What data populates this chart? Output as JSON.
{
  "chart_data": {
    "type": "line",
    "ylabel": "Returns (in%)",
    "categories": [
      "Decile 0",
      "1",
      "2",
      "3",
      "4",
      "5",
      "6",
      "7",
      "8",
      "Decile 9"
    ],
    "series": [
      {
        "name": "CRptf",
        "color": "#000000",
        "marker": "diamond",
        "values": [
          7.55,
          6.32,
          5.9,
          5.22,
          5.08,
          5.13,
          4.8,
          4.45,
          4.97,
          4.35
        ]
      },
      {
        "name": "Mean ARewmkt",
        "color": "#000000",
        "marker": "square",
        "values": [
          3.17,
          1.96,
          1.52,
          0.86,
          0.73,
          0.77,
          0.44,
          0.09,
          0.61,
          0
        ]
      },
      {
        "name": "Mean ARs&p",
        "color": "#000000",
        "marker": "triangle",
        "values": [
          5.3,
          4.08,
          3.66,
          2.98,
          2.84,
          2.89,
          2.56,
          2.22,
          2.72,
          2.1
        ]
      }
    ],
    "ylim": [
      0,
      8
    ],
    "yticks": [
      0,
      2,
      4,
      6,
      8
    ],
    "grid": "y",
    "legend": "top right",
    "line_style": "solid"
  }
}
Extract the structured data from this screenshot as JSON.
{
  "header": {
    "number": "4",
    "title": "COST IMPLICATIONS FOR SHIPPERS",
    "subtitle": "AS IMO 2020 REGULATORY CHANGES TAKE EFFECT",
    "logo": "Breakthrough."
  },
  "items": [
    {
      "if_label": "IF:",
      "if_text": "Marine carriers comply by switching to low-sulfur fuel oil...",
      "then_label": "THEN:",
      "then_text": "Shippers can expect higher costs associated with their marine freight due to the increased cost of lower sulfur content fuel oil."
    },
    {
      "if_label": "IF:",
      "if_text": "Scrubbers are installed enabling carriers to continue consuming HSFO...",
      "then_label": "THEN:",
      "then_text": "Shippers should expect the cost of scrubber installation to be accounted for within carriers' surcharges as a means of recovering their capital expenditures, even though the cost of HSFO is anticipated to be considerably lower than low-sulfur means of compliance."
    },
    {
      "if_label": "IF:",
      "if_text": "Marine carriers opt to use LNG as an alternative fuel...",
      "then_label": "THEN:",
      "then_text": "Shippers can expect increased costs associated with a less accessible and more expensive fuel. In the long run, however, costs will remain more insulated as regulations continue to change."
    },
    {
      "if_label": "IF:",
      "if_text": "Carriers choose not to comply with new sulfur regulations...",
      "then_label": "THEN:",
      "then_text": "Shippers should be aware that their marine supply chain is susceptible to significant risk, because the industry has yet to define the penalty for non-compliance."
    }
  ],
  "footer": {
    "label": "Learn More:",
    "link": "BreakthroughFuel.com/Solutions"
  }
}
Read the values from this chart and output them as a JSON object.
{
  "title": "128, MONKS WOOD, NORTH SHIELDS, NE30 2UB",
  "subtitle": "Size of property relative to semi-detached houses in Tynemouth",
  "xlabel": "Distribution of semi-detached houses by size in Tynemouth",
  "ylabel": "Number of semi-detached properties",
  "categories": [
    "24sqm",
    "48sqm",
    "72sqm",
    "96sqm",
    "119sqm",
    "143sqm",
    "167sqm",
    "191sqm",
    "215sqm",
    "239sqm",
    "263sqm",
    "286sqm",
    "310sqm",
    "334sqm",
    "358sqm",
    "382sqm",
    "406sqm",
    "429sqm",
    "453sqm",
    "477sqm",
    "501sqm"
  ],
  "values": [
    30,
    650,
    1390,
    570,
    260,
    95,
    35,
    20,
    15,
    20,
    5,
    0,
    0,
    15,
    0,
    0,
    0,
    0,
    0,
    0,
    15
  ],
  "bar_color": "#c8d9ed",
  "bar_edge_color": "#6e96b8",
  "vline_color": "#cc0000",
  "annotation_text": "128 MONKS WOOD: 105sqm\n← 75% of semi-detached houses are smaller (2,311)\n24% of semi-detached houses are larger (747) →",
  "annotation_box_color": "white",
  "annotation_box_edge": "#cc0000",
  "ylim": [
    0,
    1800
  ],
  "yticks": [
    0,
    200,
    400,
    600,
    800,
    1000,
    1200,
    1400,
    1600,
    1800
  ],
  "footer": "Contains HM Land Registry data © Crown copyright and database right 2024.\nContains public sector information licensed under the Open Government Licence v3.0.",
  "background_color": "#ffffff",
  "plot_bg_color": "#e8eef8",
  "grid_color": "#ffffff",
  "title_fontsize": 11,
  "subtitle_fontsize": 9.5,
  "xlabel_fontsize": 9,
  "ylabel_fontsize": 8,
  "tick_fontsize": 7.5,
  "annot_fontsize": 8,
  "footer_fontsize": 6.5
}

Requirements. Each line of the material above needs to be quoted exactly, please.

Full output.
What data populates this chart? Output as JSON.
{
  "chart_data": {
    "type": "line",
    "ylabel": "Returns (in%)",
    "categories": [
      "Decile 0",
      "1",
      "2",
      "3",
      "4",
      "5",
      "6",
      "7",
      "8",
      "Decile 9"
    ],
    "series": [
      {
        "name": "CRptf",
        "color": "#000000",
        "marker": "diamond",
        "values": [
          7.55,
          6.32,
          5.9,
          5.22,
          5.08,
          5.13,
          4.8,
          4.45,
          4.97,
          4.35
        ]
      },
      {
        "name": "Mean ARewmkt",
        "color": "#000000",
        "marker": "square",
        "values": [
          3.17,
          1.96,
          1.52,
          0.86,
          0.73,
          0.77,
          0.44,
          0.09,
          0.61,
          0
        ]
      },
      {
        "name": "Mean ARs&p",
        "color": "#000000",
        "marker": "triangle",
        "values": [
          5.3,
          4.08,
          3.66,
          2.98,
          2.84,
          2.89,
          2.56,
          2.22,
          2.72,
          2.1
        ]
      }
    ],
    "ylim": [
      0,
      8
    ],
    "yticks": [
      0,
      2,
      4,
      6,
      8
    ],
    "grid": "y",
    "legend": "top right",
    "line_style": "solid"
  }
}
Extract the structured data from this screenshot as JSON.
{
  "header": {
    "number": "4",
    "title": "COST IMPLICATIONS FOR SHIPPERS",
    "subtitle": "AS IMO 2020 REGULATORY CHANGES TAKE EFFECT",
    "logo": "Breakthrough."
  },
  "items": [
    {
      "if_label": "IF:",
      "if_text": "Marine carriers comply by switching to low-sulfur fuel oil...",
      "then_label": "THEN:",
      "then_text": "Shippers can expect higher costs associated with their marine freight due to the increased cost of lower sulfur content fuel oil."
    },
    {
      "if_label": "IF:",
      "if_text": "Scrubbers are installed enabling carriers to continue consuming HSFO...",
      "then_label": "THEN:",
      "then_text": "Shippers should expect the cost of scrubber installation to be accounted for within carriers' surcharges as a means of recovering their capital expenditures, even though the cost of HSFO is anticipated to be considerably lower than low-sulfur means of compliance."
    },
    {
      "if_label": "IF:",
      "if_text": "Marine carriers opt to use LNG as an alternative fuel...",
      "then_label": "THEN:",
      "then_text": "Shippers can expect increased costs associated with a less accessible and more expensive fuel. In the long run, however, costs will remain more insulated as regulations continue to change."
    },
    {
      "if_label": "IF:",
      "if_text": "Carriers choose not to comply with new sulfur regulations...",
      "then_label": "THEN:",
      "then_text": "Shippers should be aware that their marine supply chain is susceptible to significant risk, because the industry has yet to define the penalty for non-compliance."
    }
  ],
  "footer": {
    "label": "Learn More:",
    "link": "BreakthroughFuel.com/Solutions"
  }
}
Read the values from this chart and output them as a JSON object.
{
  "title": "128, MONKS WOOD, NORTH SHIELDS, NE30 2UB",
  "subtitle": "Size of property relative to semi-detached houses in Tynemouth",
  "xlabel": "Distribution of semi-detached houses by size in Tynemouth",
  "ylabel": "Number of semi-detached properties",
  "categories": [
    "24sqm",
    "48sqm",
    "72sqm",
    "96sqm",
    "119sqm",
    "143sqm",
    "167sqm",
    "191sqm",
    "215sqm",
    "239sqm",
    "263sqm",
    "286sqm",
    "310sqm",
    "334sqm",
    "358sqm",
    "382sqm",
    "406sqm",
    "429sqm",
    "453sqm",
    "477sqm",
    "501sqm"
  ],
  "values": [
    30,
    650,
    1390,
    570,
    260,
    95,
    35,
    20,
    15,
    20,
    5,
    0,
    0,
    15,
    0,
    0,
    0,
    0,
    0,
    0,
    15
  ],
  "bar_color": "#c8d9ed",
  "bar_edge_color": "#6e96b8",
  "vline_color": "#cc0000",
  "annotation_text": "128 MONKS WOOD: 105sqm\n← 75% of semi-detached houses are smaller (2,311)\n24% of semi-detached houses are larger (747) →",
  "annotation_box_color": "white",
  "annotation_box_edge": "#cc0000",
  "ylim": [
    0,
    1800
  ],
  "yticks": [
    0,
    200,
    400,
    600,
    800,
    1000,
    1200,
    1400,
    1600,
    1800
  ],
  "footer": "Contains HM Land Registry data © Crown copyright and database right 2024.\nContains public sector information licensed under the Open Government Licence v3.0.",
  "background_color": "#ffffff",
  "plot_bg_color": "#e8eef8",
  "grid_color": "#ffffff",
  "title_fontsize": 11,
  "subtitle_fontsize": 9.5,
  "xlabel_fontsize": 9,
  "ylabel_fontsize": 8,
  "tick_fontsize": 7.5,
  "annot_fontsize": 8,
  "footer_fontsize": 6.5
}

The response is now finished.